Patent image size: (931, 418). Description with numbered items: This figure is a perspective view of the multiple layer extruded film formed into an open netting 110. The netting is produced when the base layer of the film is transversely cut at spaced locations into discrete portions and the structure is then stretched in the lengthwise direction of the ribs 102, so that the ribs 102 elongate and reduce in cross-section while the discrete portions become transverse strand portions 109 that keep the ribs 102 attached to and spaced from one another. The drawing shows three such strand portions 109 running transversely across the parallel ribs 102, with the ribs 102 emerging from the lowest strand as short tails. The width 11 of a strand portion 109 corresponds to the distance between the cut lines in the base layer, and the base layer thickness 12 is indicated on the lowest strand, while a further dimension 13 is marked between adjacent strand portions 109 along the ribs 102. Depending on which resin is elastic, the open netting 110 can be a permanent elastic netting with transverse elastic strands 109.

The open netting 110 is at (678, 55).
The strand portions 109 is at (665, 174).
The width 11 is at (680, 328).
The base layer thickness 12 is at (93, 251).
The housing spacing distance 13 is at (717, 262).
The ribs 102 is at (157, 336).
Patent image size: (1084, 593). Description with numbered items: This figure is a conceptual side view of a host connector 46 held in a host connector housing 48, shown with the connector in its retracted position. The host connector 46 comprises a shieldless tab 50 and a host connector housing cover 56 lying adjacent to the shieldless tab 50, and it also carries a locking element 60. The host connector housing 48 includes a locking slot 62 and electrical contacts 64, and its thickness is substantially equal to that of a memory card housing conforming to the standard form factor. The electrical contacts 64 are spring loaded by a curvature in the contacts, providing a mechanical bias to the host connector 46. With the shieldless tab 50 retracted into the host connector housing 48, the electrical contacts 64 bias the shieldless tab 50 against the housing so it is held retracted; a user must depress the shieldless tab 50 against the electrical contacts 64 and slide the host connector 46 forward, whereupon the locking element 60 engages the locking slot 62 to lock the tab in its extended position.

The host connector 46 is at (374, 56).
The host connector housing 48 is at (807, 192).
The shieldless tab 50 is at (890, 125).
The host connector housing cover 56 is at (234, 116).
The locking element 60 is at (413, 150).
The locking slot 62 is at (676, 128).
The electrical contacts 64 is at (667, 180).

● Short problem
Convert the items, from the start through the line containing "The ribs 102 is at (157, 336).", into a two-column CSV with the headers description and locations, one row per item. Enclose each field in double quotes and replace every line break with a space.

● Solution to this task
description,locations
"Patent image size: (931, 418). Description with numbered items: This figure is a perspective view of the multiple layer extruded film formed into an open netting 110. The netting is produced when the base layer of the film is transversely cut at spaced locations into discrete portions and the structure is then stretched in the lengthwise direction of the ribs 102, so that the ribs 102 elongate and reduce in cross-section while the discrete portions become transverse strand portions 109 that keep the ribs 102 attached to and spaced from one another. The drawing shows three such strand portions 109 running transversely across the parallel ribs 102, with the ribs 102 emerging from the lowest strand as short tails. The width 11 of a strand portion 109 corresponds to the distance between the cut lines in the base layer, and the base layer thickness 12 is indicated on the lowest strand, while a further dimension 13 is marked between adjacent strand portions 109 along the ribs 102. Depending on which resin is elastic, the open netting 110 can be a permanent elastic netting with transverse elastic strands 109.","The open netting 110 is at (678, 55). The strand portions 109 is at (665, 174). The width 11 is at (680, 328). The base layer thickness 12 is at (93, 251). The housing spacing distance 13 is at (717, 262). The ribs 102 is at (157, 336)."